> **AIM**
Provide only the number of lines in the data below that contain the word "mihi".

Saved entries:
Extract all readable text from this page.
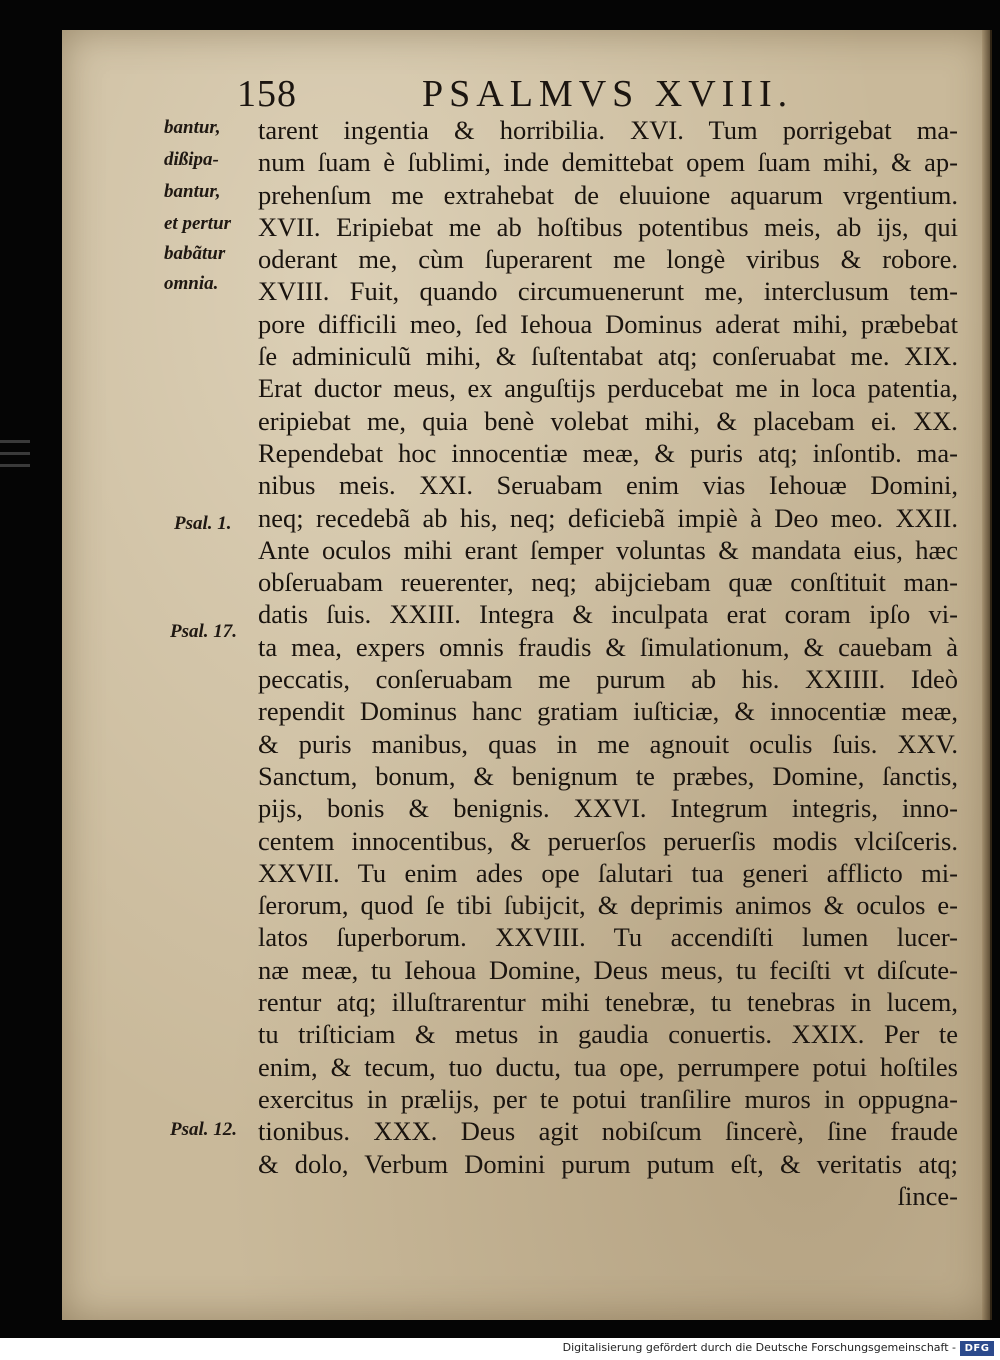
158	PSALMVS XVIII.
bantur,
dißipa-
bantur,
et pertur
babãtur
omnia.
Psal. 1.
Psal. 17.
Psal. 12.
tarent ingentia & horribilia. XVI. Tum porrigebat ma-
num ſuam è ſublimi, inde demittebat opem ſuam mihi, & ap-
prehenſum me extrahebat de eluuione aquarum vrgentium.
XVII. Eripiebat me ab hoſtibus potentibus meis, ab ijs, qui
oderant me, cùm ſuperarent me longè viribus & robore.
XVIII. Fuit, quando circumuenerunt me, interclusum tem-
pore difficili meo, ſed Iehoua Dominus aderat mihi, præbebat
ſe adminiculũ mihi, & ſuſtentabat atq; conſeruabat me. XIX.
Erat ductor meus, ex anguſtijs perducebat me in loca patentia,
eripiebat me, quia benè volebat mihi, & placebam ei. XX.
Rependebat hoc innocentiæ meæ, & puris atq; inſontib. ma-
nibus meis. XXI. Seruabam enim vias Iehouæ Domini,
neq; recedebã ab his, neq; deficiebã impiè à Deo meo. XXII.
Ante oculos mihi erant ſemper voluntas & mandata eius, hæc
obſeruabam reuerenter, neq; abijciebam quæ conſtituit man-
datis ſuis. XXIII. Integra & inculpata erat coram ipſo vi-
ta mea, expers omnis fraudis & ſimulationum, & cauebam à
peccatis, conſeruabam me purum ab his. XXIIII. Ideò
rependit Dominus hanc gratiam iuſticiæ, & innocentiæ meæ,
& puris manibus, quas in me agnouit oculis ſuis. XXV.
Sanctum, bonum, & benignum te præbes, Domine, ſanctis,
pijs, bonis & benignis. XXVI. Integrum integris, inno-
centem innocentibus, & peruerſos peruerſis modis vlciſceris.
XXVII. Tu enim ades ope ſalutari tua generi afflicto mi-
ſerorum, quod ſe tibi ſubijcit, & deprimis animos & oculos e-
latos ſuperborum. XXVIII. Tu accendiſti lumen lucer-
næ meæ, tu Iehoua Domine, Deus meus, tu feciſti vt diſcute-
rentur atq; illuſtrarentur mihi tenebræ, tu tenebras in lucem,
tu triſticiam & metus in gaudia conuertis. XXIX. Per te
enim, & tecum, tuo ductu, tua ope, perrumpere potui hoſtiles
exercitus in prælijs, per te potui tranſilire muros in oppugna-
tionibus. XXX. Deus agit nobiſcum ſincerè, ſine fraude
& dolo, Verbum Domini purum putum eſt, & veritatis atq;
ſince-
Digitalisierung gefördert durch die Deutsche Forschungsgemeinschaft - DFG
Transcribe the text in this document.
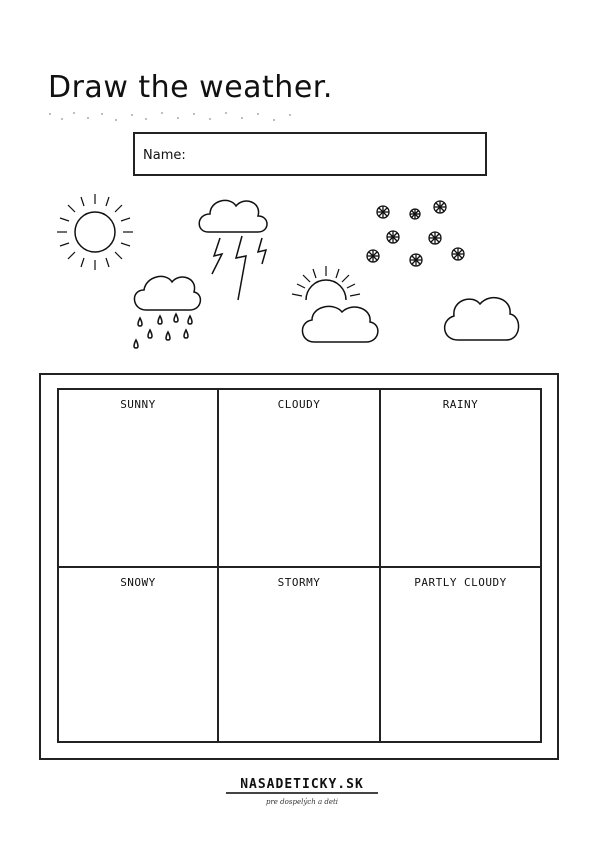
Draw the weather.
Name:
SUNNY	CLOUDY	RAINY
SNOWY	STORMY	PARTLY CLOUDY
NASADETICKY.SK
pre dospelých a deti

...

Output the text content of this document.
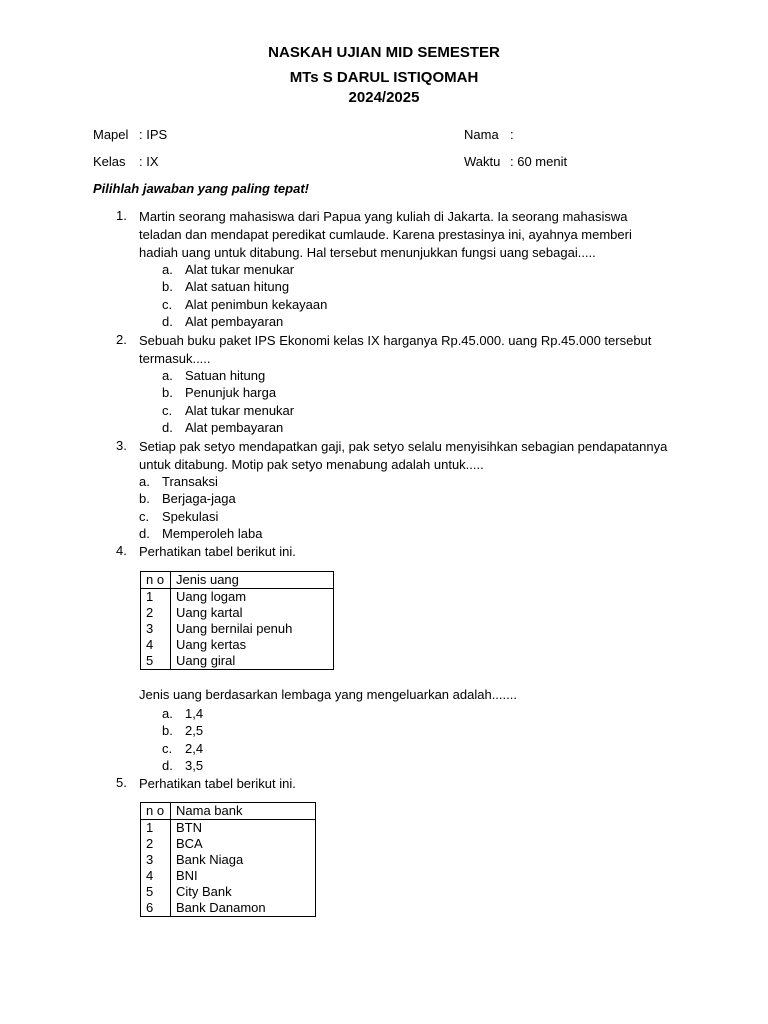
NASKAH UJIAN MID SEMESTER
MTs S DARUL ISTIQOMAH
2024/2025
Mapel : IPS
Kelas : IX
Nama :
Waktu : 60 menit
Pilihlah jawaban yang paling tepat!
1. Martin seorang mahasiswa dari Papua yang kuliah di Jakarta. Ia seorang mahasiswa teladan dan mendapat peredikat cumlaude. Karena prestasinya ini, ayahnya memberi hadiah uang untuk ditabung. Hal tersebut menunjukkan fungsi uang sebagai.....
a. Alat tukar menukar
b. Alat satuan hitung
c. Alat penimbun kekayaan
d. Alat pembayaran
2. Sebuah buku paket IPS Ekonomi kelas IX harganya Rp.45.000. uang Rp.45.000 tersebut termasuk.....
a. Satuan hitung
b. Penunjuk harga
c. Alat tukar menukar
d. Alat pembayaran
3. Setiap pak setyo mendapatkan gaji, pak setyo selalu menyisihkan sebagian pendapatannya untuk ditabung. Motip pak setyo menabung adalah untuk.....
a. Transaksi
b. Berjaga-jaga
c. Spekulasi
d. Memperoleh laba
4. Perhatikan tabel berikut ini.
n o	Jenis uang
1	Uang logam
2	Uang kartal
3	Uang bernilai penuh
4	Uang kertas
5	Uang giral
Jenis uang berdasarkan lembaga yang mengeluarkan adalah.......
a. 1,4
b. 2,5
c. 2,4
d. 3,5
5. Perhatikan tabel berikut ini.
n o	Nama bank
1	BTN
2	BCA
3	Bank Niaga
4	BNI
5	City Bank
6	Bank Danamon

> **COMPLETE OUTPUT**
6